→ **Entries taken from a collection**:
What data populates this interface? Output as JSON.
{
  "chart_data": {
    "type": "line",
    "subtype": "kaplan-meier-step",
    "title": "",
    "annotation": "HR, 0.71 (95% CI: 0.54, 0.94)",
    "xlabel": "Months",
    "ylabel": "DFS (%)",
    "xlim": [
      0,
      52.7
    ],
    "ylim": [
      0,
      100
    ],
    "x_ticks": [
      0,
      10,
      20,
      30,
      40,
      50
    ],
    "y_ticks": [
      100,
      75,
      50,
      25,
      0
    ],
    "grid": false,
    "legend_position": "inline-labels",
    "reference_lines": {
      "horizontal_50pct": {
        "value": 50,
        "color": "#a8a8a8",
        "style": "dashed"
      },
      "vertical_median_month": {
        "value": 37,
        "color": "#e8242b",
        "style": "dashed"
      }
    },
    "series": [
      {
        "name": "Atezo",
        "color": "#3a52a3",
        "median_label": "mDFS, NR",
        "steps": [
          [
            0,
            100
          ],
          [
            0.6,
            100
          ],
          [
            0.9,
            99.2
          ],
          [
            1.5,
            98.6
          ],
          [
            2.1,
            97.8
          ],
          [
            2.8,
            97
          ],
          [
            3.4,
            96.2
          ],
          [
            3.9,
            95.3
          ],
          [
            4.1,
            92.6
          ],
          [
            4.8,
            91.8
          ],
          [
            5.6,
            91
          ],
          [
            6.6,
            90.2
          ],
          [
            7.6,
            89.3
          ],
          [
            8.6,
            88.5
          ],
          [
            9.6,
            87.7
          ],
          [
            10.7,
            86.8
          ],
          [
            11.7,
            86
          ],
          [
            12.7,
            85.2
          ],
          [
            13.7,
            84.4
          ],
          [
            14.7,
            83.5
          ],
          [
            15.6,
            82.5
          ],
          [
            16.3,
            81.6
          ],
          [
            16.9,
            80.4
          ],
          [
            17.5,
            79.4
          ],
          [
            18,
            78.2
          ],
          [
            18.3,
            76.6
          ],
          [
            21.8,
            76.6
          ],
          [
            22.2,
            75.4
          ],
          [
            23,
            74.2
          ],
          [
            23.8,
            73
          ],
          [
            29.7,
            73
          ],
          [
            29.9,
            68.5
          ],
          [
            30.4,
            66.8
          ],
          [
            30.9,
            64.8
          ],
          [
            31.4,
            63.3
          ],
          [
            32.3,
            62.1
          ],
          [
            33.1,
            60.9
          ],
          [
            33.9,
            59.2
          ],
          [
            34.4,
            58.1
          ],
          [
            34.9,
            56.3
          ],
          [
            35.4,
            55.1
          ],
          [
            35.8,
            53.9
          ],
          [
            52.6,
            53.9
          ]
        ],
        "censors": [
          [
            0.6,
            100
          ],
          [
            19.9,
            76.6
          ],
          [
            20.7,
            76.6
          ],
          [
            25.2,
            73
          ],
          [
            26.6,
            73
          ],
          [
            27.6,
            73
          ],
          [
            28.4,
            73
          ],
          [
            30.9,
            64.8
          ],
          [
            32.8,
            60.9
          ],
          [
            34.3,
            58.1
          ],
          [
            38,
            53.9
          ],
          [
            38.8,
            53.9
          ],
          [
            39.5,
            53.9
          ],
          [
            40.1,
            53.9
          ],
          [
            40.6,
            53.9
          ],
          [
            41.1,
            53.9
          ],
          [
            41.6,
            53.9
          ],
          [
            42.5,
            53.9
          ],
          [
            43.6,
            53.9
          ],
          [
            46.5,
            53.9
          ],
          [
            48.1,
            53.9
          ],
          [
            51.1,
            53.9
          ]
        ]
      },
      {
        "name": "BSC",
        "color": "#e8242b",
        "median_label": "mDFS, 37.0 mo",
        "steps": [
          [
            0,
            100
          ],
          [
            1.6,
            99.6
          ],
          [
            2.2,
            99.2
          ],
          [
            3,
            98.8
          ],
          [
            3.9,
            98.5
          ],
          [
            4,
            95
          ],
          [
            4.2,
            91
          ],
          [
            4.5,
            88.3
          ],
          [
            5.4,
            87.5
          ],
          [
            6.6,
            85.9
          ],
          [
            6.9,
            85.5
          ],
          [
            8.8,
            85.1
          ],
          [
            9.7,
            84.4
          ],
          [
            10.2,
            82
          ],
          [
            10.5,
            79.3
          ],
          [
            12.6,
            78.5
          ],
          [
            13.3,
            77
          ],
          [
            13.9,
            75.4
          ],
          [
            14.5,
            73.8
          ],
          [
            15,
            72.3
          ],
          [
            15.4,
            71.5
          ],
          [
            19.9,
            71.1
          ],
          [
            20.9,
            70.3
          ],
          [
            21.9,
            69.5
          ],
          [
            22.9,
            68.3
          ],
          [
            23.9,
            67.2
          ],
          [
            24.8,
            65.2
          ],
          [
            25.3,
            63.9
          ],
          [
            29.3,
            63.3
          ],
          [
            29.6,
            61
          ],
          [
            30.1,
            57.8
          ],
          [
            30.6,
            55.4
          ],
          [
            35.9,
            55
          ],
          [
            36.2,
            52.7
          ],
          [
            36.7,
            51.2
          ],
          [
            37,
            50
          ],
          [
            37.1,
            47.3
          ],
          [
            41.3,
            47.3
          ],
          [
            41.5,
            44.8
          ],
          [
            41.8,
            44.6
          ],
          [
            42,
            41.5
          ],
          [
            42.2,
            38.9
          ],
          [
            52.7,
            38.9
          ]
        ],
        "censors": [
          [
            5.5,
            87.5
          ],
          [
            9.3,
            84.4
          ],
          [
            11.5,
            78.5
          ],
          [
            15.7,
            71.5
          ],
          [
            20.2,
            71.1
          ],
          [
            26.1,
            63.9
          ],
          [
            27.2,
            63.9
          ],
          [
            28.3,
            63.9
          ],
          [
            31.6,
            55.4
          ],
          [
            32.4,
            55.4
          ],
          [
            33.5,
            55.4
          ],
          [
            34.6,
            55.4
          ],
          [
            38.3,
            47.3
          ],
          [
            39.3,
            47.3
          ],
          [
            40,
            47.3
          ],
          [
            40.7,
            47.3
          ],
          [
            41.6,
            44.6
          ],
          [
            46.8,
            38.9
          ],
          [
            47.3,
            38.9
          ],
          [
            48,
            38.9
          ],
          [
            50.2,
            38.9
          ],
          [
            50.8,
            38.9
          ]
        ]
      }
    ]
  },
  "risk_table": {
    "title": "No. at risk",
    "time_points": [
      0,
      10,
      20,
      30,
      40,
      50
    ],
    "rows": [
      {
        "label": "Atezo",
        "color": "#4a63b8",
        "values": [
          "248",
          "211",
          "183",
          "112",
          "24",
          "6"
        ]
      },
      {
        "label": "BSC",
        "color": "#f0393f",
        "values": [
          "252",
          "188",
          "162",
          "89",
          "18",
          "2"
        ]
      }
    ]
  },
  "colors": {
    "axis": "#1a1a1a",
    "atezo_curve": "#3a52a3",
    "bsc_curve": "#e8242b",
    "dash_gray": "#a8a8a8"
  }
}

→ **What you have to do**: Print out every record again, exactly and in full.

→ **Task result**:
What data populates this interface? Output as JSON.
{
  "chart_data": {
    "type": "line",
    "subtype": "kaplan-meier-step",
    "title": "",
    "annotation": "HR, 0.71 (95% CI: 0.54, 0.94)",
    "xlabel": "Months",
    "ylabel": "DFS (%)",
    "xlim": [
      0,
      52.7
    ],
    "ylim": [
      0,
      100
    ],
    "x_ticks": [
      0,
      10,
      20,
      30,
      40,
      50
    ],
    "y_ticks": [
      100,
      75,
      50,
      25,
      0
    ],
    "grid": false,
    "legend_position": "inline-labels",
    "reference_lines": {
      "horizontal_50pct": {
        "value": 50,
        "color": "#a8a8a8",
        "style": "dashed"
      },
      "vertical_median_month": {
        "value": 37,
        "color": "#e8242b",
        "style": "dashed"
      }
    },
    "series": [
      {
        "name": "Atezo",
        "color": "#3a52a3",
        "median_label": "mDFS, NR",
        "steps": [
          [
            0,
            100
          ],
          [
            0.6,
            100
          ],
          [
            0.9,
            99.2
          ],
          [
            1.5,
            98.6
          ],
          [
            2.1,
            97.8
          ],
          [
            2.8,
            97
          ],
          [
            3.4,
            96.2
          ],
          [
            3.9,
            95.3
          ],
          [
            4.1,
            92.6
          ],
          [
            4.8,
            91.8
          ],
          [
            5.6,
            91
          ],
          [
            6.6,
            90.2
          ],
          [
            7.6,
            89.3
          ],
          [
            8.6,
            88.5
          ],
          [
            9.6,
            87.7
          ],
          [
            10.7,
            86.8
          ],
          [
            11.7,
            86
          ],
          [
            12.7,
            85.2
          ],
          [
            13.7,
            84.4
          ],
          [
            14.7,
            83.5
          ],
          [
            15.6,
            82.5
          ],
          [
            16.3,
            81.6
          ],
          [
            16.9,
            80.4
          ],
          [
            17.5,
            79.4
          ],
          [
            18,
            78.2
          ],
          [
            18.3,
            76.6
          ],
          [
            21.8,
            76.6
          ],
          [
            22.2,
            75.4
          ],
          [
            23,
            74.2
          ],
          [
            23.8,
            73
          ],
          [
            29.7,
            73
          ],
          [
            29.9,
            68.5
          ],
          [
            30.4,
            66.8
          ],
          [
            30.9,
            64.8
          ],
          [
            31.4,
            63.3
          ],
          [
            32.3,
            62.1
          ],
          [
            33.1,
            60.9
          ],
          [
            33.9,
            59.2
          ],
          [
            34.4,
            58.1
          ],
          [
            34.9,
            56.3
          ],
          [
            35.4,
            55.1
          ],
          [
            35.8,
            53.9
          ],
          [
            52.6,
            53.9
          ]
        ],
        "censors": [
          [
            0.6,
            100
          ],
          [
            19.9,
            76.6
          ],
          [
            20.7,
            76.6
          ],
          [
            25.2,
            73
          ],
          [
            26.6,
            73
          ],
          [
            27.6,
            73
          ],
          [
            28.4,
            73
          ],
          [
            30.9,
            64.8
          ],
          [
            32.8,
            60.9
          ],
          [
            34.3,
            58.1
          ],
          [
            38,
            53.9
          ],
          [
            38.8,
            53.9
          ],
          [
            39.5,
            53.9
          ],
          [
            40.1,
            53.9
          ],
          [
            40.6,
            53.9
          ],
          [
            41.1,
            53.9
          ],
          [
            41.6,
            53.9
          ],
          [
            42.5,
            53.9
          ],
          [
            43.6,
            53.9
          ],
          [
            46.5,
            53.9
          ],
          [
            48.1,
            53.9
          ],
          [
            51.1,
            53.9
          ]
        ]
      },
      {
        "name": "BSC",
        "color": "#e8242b",
        "median_label": "mDFS, 37.0 mo",
        "steps": [
          [
            0,
            100
          ],
          [
            1.6,
            99.6
          ],
          [
            2.2,
            99.2
          ],
          [
            3,
            98.8
          ],
          [
            3.9,
            98.5
          ],
          [
            4,
            95
          ],
          [
            4.2,
            91
          ],
          [
            4.5,
            88.3
          ],
          [
            5.4,
            87.5
          ],
          [
            6.6,
            85.9
          ],
          [
            6.9,
            85.5
          ],
          [
            8.8,
            85.1
          ],
          [
            9.7,
            84.4
          ],
          [
            10.2,
            82
          ],
          [
            10.5,
            79.3
          ],
          [
            12.6,
            78.5
          ],
          [
            13.3,
            77
          ],
          [
            13.9,
            75.4
          ],
          [
            14.5,
            73.8
          ],
          [
            15,
            72.3
          ],
          [
            15.4,
            71.5
          ],
          [
            19.9,
            71.1
          ],
          [
            20.9,
            70.3
          ],
          [
            21.9,
            69.5
          ],
          [
            22.9,
            68.3
          ],
          [
            23.9,
            67.2
          ],
          [
            24.8,
            65.2
          ],
          [
            25.3,
            63.9
          ],
          [
            29.3,
            63.3
          ],
          [
            29.6,
            61
          ],
          [
            30.1,
            57.8
          ],
          [
            30.6,
            55.4
          ],
          [
            35.9,
            55
          ],
          [
            36.2,
            52.7
          ],
          [
            36.7,
            51.2
          ],
          [
            37,
            50
          ],
          [
            37.1,
            47.3
          ],
          [
            41.3,
            47.3
          ],
          [
            41.5,
            44.8
          ],
          [
            41.8,
            44.6
          ],
          [
            42,
            41.5
          ],
          [
            42.2,
            38.9
          ],
          [
            52.7,
            38.9
          ]
        ],
        "censors": [
          [
            5.5,
            87.5
          ],
          [
            9.3,
            84.4
          ],
          [
            11.5,
            78.5
          ],
          [
            15.7,
            71.5
          ],
          [
            20.2,
            71.1
          ],
          [
            26.1,
            63.9
          ],
          [
            27.2,
            63.9
          ],
          [
            28.3,
            63.9
          ],
          [
            31.6,
            55.4
          ],
          [
            32.4,
            55.4
          ],
          [
            33.5,
            55.4
          ],
          [
            34.6,
            55.4
          ],
          [
            38.3,
            47.3
          ],
          [
            39.3,
            47.3
          ],
          [
            40,
            47.3
          ],
          [
            40.7,
            47.3
          ],
          [
            41.6,
            44.6
          ],
          [
            46.8,
            38.9
          ],
          [
            47.3,
            38.9
          ],
          [
            48,
            38.9
          ],
          [
            50.2,
            38.9
          ],
          [
            50.8,
            38.9
          ]
        ]
      }
    ]
  },
  "risk_table": {
    "title": "No. at risk",
    "time_points": [
      0,
      10,
      20,
      30,
      40,
      50
    ],
    "rows": [
      {
        "label": "Atezo",
        "color": "#4a63b8",
        "values": [
          "248",
          "211",
          "183",
          "112",
          "24",
          "6"
        ]
      },
      {
        "label": "BSC",
        "color": "#f0393f",
        "values": [
          "252",
          "188",
          "162",
          "89",
          "18",
          "2"
        ]
      }
    ]
  },
  "colors": {
    "axis": "#1a1a1a",
    "atezo_curve": "#3a52a3",
    "bsc_curve": "#e8242b",
    "dash_gray": "#a8a8a8"
  }
}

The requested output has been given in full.